[[ Extract provided, beginning ]]

Where freshwater flows create a less salty brackish environment the mangrove palm Nypa fruticans is common, together with Xylocarpus granatum and Heritiera littoralis. Mangrove forests bordering freshwater swamp forests include Bruguiera sexangula, Camptostemon schultzii, Dolichandrone spathacea, Diospyros spp., Excoecaria agallocha, Heritiera littoralis, Rhizophora apiculata, and Xylocarpus granatum, along with typical freshwater swamp forest species, such as Calophyllum spp., Kwila (Intsia bijuga), Myristica hollrungii, and Amoora cucullata.

Over 30 species of mangroves have been recorded in Bintuni Bay, and undisturbed mangrove stands can grow up to 30 metres tall.

==Fauna==
These continuously changing woodlands do not have a great variety of mammals, although the greater sheath-tailed bat (Emballonura furax) is a near-endemic. Many species of birds also inhabit these forests including the New Guinea flightless rail, while endemic or near-endemic birds include the red-billed brush-turkey, Wallace's fruit-dove, western crowned pigeon, Salvadori's fig parrot, black lory, brown lory, Papuan swiftlet, red-breasted paradise-kingfisher, white-bellied pitohui, and the olive-crowned flowerpecker. Reptiles recorded from the New Guinea mangroves on Daru and Bobo (Bristow) Islands, Western Province, PNG, during survey work were the estuarine crocodile (Crocodylus porosus), littoral skink (Emoia atrocostata), mangrove monitor (Varanus indicus), amethystine python (Morelia amethistina), crab-eating mangrove snake (Fordonia leucobalia), and Richardson's mangrove snake (Myron richardsonii). All are species strongly associated with southern New Guinea mangroves.

==Ecological importance==
Mangrove forests act as a "natural cleaner". For example, they intercept land-derived nutrients, pollutants, and suspended matter before these contaminants reach deeper water. They also prevent coastal erosion by stabilizing sediments provide nursery and spawning areas for commercially important fish and provide stop over sites for organisms such as migratory birds, mammals, and fish.

[[ Extract provided, end ]]
[[ Entries provided, beginning ]]

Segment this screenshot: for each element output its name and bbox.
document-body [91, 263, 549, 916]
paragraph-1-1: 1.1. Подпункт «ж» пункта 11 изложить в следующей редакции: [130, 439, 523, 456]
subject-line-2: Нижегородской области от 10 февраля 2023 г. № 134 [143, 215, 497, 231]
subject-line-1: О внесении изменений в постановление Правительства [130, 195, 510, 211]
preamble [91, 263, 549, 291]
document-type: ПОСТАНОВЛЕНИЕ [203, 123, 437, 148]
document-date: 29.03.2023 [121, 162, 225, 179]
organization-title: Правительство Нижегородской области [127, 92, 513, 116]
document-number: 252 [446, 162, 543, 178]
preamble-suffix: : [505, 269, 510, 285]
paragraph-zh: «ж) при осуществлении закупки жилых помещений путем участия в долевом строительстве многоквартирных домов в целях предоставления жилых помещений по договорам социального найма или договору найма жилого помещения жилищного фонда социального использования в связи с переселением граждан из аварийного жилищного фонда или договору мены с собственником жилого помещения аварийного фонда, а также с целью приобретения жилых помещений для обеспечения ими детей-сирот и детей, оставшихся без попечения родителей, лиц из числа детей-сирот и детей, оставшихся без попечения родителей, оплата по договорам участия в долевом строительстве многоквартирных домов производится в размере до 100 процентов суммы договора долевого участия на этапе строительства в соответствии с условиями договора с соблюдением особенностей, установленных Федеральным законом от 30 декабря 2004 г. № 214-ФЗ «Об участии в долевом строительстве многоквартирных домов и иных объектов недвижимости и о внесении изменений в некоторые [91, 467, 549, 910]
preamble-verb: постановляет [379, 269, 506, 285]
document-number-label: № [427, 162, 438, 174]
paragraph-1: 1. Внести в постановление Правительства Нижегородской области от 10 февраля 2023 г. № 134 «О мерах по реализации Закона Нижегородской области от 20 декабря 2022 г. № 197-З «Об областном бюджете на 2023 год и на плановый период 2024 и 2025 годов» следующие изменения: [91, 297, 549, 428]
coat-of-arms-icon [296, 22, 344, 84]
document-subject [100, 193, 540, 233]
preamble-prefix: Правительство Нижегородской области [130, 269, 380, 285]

[[ Entries provided, end ]]

**Tasks to complete**
**A)** Using the text on New Guinea mangroves, explain in one to three sentences why mangrove forests are called a "natural cleaner."
**B)** Say whether each statement agrees with the text on New Guinea mangroves. Answer yes or no for each, and quote the words from the text that decide it.
(i) The mangrove palm Nypa fruticans is common where freshwater flows make the water less salty.
(ii) These mangrove woodlands have a great variety of mammals.
(iii) Undisturbed mangrove stands in Bintuni Bay can grow up to 50 metres tall.
**C)** Answer these questions from the text on New Guinea mangroves.
(i) How many species of mangroves have been recorded in Bintuni Bay?
(ii) Which bat is named as a near-endemic?
(iii) On which islands were reptiles recorded during survey work?

**Answer list**
**A)** Mangrove forests catch nutrients, pollutants, and suspended matter that come from the land. They stop these contaminants before they reach deeper water.

**B)**
(i) Yes: "Where freshwater flows create a less salty brackish environment the mangrove palm Nypa fruticans is common"
(ii) No: "These continuously changing woodlands do not have a great variety of mammals"
(iii) No: "undisturbed mangrove stands can grow up to 30 metres tall"

**C)**
(i) Over 30 species.
(ii) The greater sheath-tailed bat (Emballonura furax).
(iii) Daru and Bobo (Bristow) Islands, Western Province, PNG.